EXTRACTED DATA
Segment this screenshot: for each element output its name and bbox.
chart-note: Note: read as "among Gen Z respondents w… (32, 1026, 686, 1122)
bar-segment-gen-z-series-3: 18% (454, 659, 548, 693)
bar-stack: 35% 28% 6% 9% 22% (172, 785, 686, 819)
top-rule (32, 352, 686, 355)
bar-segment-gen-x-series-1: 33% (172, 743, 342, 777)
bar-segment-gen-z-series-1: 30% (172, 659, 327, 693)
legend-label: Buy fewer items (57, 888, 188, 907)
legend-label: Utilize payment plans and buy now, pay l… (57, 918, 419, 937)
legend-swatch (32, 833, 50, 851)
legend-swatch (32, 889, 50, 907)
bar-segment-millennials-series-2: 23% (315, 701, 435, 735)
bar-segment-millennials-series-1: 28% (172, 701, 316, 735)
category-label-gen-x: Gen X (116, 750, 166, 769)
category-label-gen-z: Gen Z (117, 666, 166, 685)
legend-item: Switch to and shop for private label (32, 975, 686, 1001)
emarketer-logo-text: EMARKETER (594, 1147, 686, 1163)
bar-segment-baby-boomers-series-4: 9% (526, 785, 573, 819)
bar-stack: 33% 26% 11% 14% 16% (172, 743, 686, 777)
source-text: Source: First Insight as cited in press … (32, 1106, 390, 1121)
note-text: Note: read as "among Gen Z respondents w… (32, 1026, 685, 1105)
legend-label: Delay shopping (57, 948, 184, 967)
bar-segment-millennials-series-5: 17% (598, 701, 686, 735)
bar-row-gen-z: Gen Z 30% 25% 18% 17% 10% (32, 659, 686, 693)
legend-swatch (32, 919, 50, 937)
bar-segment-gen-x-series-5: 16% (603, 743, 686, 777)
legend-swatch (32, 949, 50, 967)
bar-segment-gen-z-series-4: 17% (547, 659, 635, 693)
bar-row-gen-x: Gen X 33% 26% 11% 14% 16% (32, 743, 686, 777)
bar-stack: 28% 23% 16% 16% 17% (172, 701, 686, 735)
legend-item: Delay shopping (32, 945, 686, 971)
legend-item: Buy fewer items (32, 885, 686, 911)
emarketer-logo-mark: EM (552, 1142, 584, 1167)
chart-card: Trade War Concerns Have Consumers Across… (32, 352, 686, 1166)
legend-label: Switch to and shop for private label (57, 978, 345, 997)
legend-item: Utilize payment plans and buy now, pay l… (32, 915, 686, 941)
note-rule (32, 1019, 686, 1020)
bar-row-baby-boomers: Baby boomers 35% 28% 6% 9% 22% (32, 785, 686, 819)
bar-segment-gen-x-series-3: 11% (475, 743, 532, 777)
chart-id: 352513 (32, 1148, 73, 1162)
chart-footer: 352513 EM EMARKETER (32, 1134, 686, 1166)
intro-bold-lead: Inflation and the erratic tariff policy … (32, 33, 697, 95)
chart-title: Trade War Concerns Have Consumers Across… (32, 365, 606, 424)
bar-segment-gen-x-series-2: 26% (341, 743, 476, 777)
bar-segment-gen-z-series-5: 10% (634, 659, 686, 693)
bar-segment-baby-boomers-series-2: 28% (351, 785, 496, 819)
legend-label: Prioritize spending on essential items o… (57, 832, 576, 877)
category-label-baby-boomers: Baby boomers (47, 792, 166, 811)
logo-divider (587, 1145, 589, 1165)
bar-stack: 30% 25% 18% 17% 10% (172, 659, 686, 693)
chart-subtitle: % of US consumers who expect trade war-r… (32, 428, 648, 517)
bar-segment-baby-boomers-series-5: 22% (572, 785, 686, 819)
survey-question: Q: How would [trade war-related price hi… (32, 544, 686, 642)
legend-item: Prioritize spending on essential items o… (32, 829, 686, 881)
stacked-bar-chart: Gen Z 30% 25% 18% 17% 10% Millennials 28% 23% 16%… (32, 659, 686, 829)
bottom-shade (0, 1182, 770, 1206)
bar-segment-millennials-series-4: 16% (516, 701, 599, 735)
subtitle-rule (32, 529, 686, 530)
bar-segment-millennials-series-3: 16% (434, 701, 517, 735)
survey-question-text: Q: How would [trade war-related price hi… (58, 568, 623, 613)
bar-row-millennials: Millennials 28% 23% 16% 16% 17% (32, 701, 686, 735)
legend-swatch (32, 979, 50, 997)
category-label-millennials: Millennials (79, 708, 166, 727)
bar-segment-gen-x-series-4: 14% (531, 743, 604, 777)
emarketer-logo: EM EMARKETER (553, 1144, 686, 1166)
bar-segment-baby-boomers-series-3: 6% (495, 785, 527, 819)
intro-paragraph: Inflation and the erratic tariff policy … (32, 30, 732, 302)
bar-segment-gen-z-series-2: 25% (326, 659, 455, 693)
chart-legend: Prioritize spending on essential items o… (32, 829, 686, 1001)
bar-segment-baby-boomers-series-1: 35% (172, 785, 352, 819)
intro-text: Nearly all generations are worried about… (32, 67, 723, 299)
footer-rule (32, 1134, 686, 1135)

WHAT IS NEEDED
Find each line in the listing above that contains the word "plans" and copy it.

FINISHED ANSWER
legend-label: Utilize payment plans and buy now, pay l… (57, 918, 419, 937)
legend-item: Utilize payment plans and buy now, pay l… (32, 915, 686, 941)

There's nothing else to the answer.